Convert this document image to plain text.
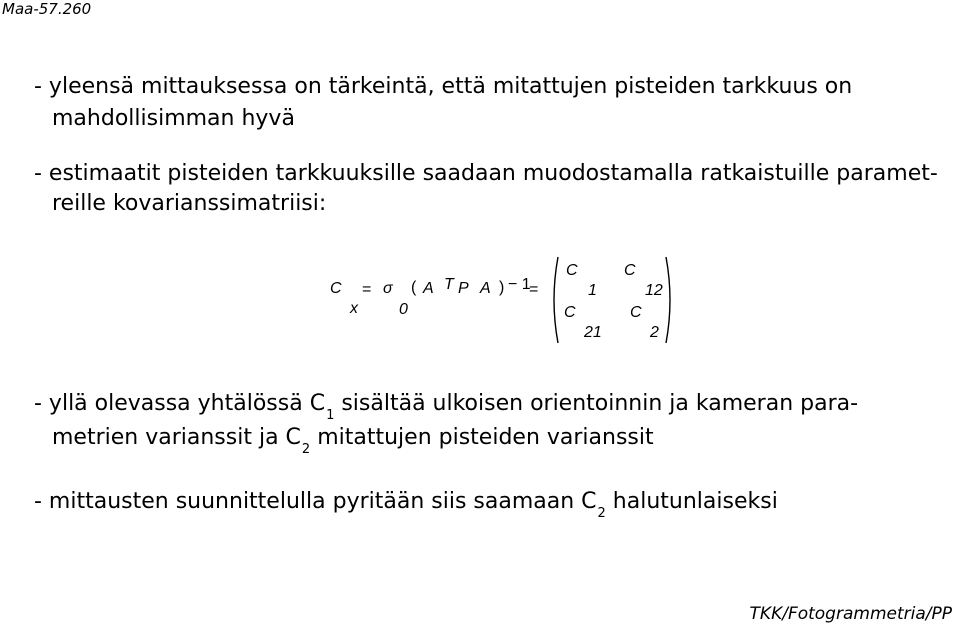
Maa-57.260
- yleensä mittauksessa on tärkeintä, että mitattujen pisteiden tarkkuus on
mahdollisimman hyvä
- estimaatit pisteiden tarkkuuksille saadaan muodostamalla ratkaistuille paramet-
reille kovarianssimatriisi:
C
x
= σ
0
( A T P A ) − 1
=
C
1
C
12
C
21
C
2
- yllä olevassa yhtälössä $C_1$ sisältää ulkoisen orientoinnin ja kameran para-
metrien varianssit ja $C_2$ mitattujen pisteiden varianssit
- mittausten suunnittelulla pyritään siis saamaan $C_2$ halutunlaiseksi
TKK/Fotogrammetria/PP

────────────────────────────────────────

WHAT IS NEEDED >> Give an exact reproduction of every line, leaving out any picture.

COMPLETE RESPONSE >>
Convert this document image to plain text.
Maa-57.260
- yleensä mittauksessa on tärkeintä, että mitattujen pisteiden tarkkuus on
mahdollisimman hyvä
- estimaatit pisteiden tarkkuuksille saadaan muodostamalla ratkaistuille paramet-
reille kovarianssimatriisi:
C
x
= σ
0
( A T P A ) − 1
=
C
1
C
12
C
21
C
2
- yllä olevassa yhtälössä $C_1$ sisältää ulkoisen orientoinnin ja kameran para-
metrien varianssit ja $C_2$ mitattujen pisteiden varianssit
- mittausten suunnittelulla pyritään siis saamaan $C_2$ halutunlaiseksi
TKK/Fotogrammetria/PP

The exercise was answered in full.